Scan the listing below for the word "Isıtıcı" and state how many lines hold it. Write nothing but the number.

• Materials provided
........
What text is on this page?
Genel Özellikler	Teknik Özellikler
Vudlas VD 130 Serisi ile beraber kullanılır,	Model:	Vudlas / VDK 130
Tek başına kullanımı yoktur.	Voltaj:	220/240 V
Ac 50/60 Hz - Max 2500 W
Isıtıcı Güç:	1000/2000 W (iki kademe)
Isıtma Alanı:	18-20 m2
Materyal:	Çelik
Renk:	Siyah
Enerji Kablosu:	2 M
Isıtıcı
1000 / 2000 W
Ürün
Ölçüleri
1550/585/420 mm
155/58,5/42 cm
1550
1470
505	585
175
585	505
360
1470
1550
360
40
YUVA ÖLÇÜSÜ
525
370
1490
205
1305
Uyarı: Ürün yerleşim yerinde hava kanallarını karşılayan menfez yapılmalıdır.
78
........
• Answer to the problem
2